[Source data]
* * * * * * * * *

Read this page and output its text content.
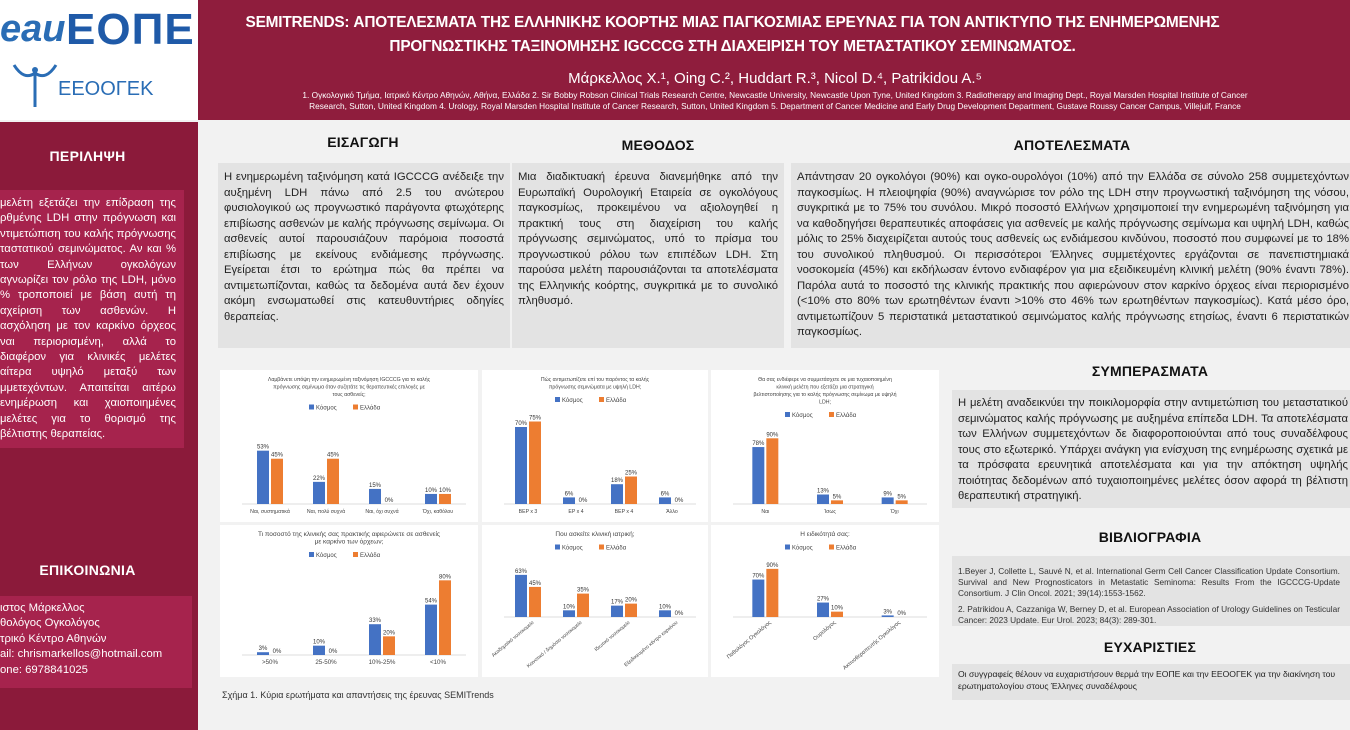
eau ΕΟΠΕ
ΕΕΟΟΓΕΚ
SEMITRENDS: ΑΠΟΤΕΛΕΣΜΑΤΑ ΤΗΣ ΕΛΛΗΝΙΚΗΣ ΚΟΟΡΤΗΣ ΜΙΑΣ ΠΑΓΚΟΣΜΙΑΣ ΕΡΕΥΝΑΣ ΓΙΑ ΤΟΝ ΑΝΤΙΚΤΥΠΟ ΤΗΣ ΕΝΗΜΕΡΩΜΕΝΗΣ
ΠΡΟΓΝΩΣΤΙΚΗΣ ΤΑΞΙΝΟΜΗΣΗΣ IGCCCG ΣΤΗ ΔΙΑΧΕΙΡΙΣΗ ΤΟΥ ΜΕΤΑΣΤΑΤΙΚΟΥ ΣΕΜΙΝΩΜΑΤΟΣ.
Μάρκελλος Χ.¹, Oing C.², Huddart R.³, Nicol D.⁴, Patrikidou A.⁵
1. Ογκολογικό Τμήμα, Ιατρικό Κέντρο Αθηνών, Αθήνα, Ελλάδα 2. Sir Bobby Robson Clinical Trials Research Centre, Newcastle University, Newcastle Upon Tyne, United Kingdom 3. Radiotherapy and Imaging Dept., Royal Marsden Hospital Institute of Cancer
Research, Sutton, United Kingdom 4. Urology, Royal Marsden Hospital Institute of Cancer Research, Sutton, United Kingdom 5. Department of Cancer Medicine and Early Drug Development Department, Gustave Roussy Cancer Campus, Villejuif, France
ΠΕΡΙΛΗΨΗ
μελέτη εξετάζει την επίδραση της ρθμένης LDH στην πρόγνωση και ντιμετώπιση του καλής πρόγνωσης ταστατικού σεμινώματος. Αν και % των Ελλήνων ογκολόγων αγνωρίζει τον ρόλο της LDH, μόνο % τροποποιεί με βάση αυτή τη αχείριση των ασθενών. Η ασχόληση με τον καρκίνο όρχεος ναι περιορισμένη, αλλά το διαφέρον για κλινικές μελέτες αίτερα υψηλό μεταξύ των μμετεχόντων. Απαιτείται αιτέρω ενημέρωση και χαιοποιημένες μελέτες για το θορισμό της βέλτιστης θεραπείας.
ΕΠΙΚΟΙΝΩΝΙΑ
ιστος Μάρκελλος
θολόγος Ογκολόγος
τρικό Κέντρο Αθηνών
ail: chrismarkellos@hotmail.com
one: 6978841025
ΕΙΣΑΓΩΓΗ	ΜΕΘΟΔΟΣ	ΑΠΟΤΕΛΕΣΜΑΤΑ
Η ενημερωμένη ταξινόμηση κατά IGCCCG ανέδειξε την αυξημένη LDH πάνω από 2.5 του ανώτερου φυσιολογικού ως προγνωστικό παράγοντα φτωχότερης επιβίωσης ασθενών με καλής πρόγνωσης σεμίνωμα. Οι ασθενείς αυτοί παρουσιάζουν παρόμοια ποσοστά επιβίωσης με εκείνους ενδιάμεσης πρόγνωσης. Εγείρεται έτσι το ερώτημα πώς θα πρέπει να αντιμετωπίζονται, καθώς τα δεδομένα αυτά δεν έχουν ακόμη ενσωματωθεί στις κατευθυντήριες οδηγίες θεραπείας.
Μια διαδικτυακή έρευνα διανεμήθηκε από την Ευρωπαϊκή Ουρολογική Εταιρεία σε ογκολόγους παγκοσμίως, προκειμένου να αξιολογηθεί η πρακτική τους στη διαχείριση του καλής πρόγνωσης σεμινώματος, υπό το πρίσμα του προγνωστικού ρόλου των επιπέδων LDH. Στη παρούσα μελέτη παρουσιάζονται τα αποτελέσματα της Ελληνικής κοόρτης, συγκριτικά με το συνολικό πληθυσμό.
Απάντησαν 20 ογκολόγοι (90%) και ογκο-ουρολόγοι (10%) από την Ελλάδα σε σύνολο 258 συμμετεχόντων παγκοσμίως. Η πλειοψηφία (90%) αναγνώρισε τον ρόλο της LDH στην προγνωστική ταξινόμηση της νόσου, συγκριτικά με το 75% του συνόλου. Μικρό ποσοστό Ελλήνων χρησιμοποιεί την ενημερωμένη ταξινόμηση για να καθοδηγήσει θεραπευτικές αποφάσεις για ασθενείς με καλής πρόγνωσης σεμίνωμα και υψηλή LDH, καθώς μόλις το 25% διαχειρίζεται αυτούς τους ασθενείς ως ενδιάμεσου κινδύνου, ποσοστό που συμφωνεί με το 18% του συνολικού πληθυσμού. Οι περισσότεροι Έλληνες συμμετέχοντες εργάζονται σε πανεπιστημιακά νοσοκομεία (45%) και εκδήλωσαν έντονο ενδιαφέρον για μια εξειδικευμένη κλινική μελέτη (90% έναντι 78%). Παρόλα αυτά το ποσοστό της κλινικής πρακτικής που αφιερώνουν στον καρκίνο όρχεος είναι περιορισμένο (<10% στο 80% των ερωτηθέντων έναντι >10% στο 46% των ερωτηθέντων παγκοσμίως). Κατά μέσο όρο, αντιμετωπίζουν 5 περιστατικά μεταστατικού σεμινώματος καλής πρόγνωσης ετησίως, έναντι 6 περιστατικών παγκοσμίως.
Λαμβάνετε υπόψη την ενημερωμένη ταξινόμηση IGCCCG για το καλής
πρόγνωσης σεμίνωμα όταν συζητάτε τις θεραπευτικές επιλογές με
τους ασθενείς;
Κόσμος	Ελλάδα
53%
45%
Ναι, συστηματικά
22%
45%
Ναι, πολύ συχνά
15%
0%
Ναι, όχι συχνά
10% 10%
Όχι, καθόλου
Πώς αντιμετωπίζετε επί του παρόντος τα καλής
πρόγνωσης σεμινώματα με υψηλή LDH;
Κόσμος	Ελλάδα
70%
75%
BEP x 3
6%
0%
EP x 4
18%
25%
BEP x 4
6%
0%
Άλλο
Θα σας ενδιέφερε να συμμετάσχετε σε μια τυχαιοποιημένη
κλινική μελέτη που εξετάζει μια στρατηγική
βελτιστοποίησης για το καλής πρόγνωσης σεμίνωμα με υψηλή
LDH;
Κόσμος	Ελλάδα
78%
90%
Ναι
13%
5%
Ίσως
9% 5%
Όχι
Τι ποσοστό της κλινικής σας πρακτικής αφιερώνετε σε ασθενείς
με καρκίνο των όρχεων;
Κόσμος	Ελλάδα
3% 0%
>50%
10%
0%
25-50%
33%
20%
10%-25%
54%
80%
<10%
Που ασκείτε κλινική ιατρική;
Κόσμος	Ελλάδα
63%
45%
Ακαδημαϊκό νοσοκομείο
10%
35%
Κοινοτικό / δημόσιο νοσοκομείο
17% 20%
Ιδιωτικό νοσοκομείο
10%
0%
Εξειδικευμένο κέντρο καρκίνου
Η ειδικότητά σας:
Κόσμος	Ελλάδα
70%
90%
Παθολόγος Ογκολόγος
27%
10%
Ουρολόγος
3% 0%
Ακτινοθεραπευτής Ογκολόγος
Σχήμα 1. Κύρια ερωτήματα και απαντήσεις της έρευνας SEMITrends
ΣΥΜΠΕΡΑΣΜΑΤΑ
Η μελέτη αναδεικνύει την ποικιλομορφία στην αντιμετώπιση του μεταστατικού σεμινώματος καλής πρόγνωσης με αυξημένα επίπεδα LDH. Τα αποτελέσματα των Ελλήνων συμμετεχόντων δε διαφοροποιούνται από τους συναδέλφους τους στο εξωτερικό. Υπάρχει ανάγκη για ενίσχυση της ενημέρωσης σχετικά με τα πρόσφατα ερευνητικά αποτελέσματα και για την απόκτηση υψηλής ποιότητας δεδομένων από τυχαιοποιημένες μελέτες όσον αφορά τη βέλτιστη θεραπευτική στρατηγική.
ΒΙΒΛΙΟΓΡΑΦΙΑ
1.Beyer J, Collette L, Sauvé N, et al. International Germ Cell Cancer Classification Update Consortium. Survival and New Prognosticators in Metastatic Seminoma: Results From the IGCCCG-Update Consortium. J Clin Oncol. 2021; 39(14):1553-1562.
2. Patrikidou A, Cazzaniga W, Berney D, et al. European Association of Urology Guidelines on Testicular Cancer: 2023 Update. Eur Urol. 2023; 84(3): 289-301.
ΕΥΧΑΡΙΣΤΙΕΣ
Οι συγγραφείς θέλουν να ευχαριστήσουν θερμά την ΕΟΠΕ και την ΕΕΟΟΓΕΚ για την διακίνηση του ερωτηματολογίου στους Έλληνες συναδέλφους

* * * * * * * * *

Goal: All lines in the data that contain the word "νοσοκομείο" should be copied.

Task output:
Ακαδημαϊκό νοσοκομείο
Κοινοτικό / δημόσιο νοσοκομείο
Ιδιωτικό νοσοκομείο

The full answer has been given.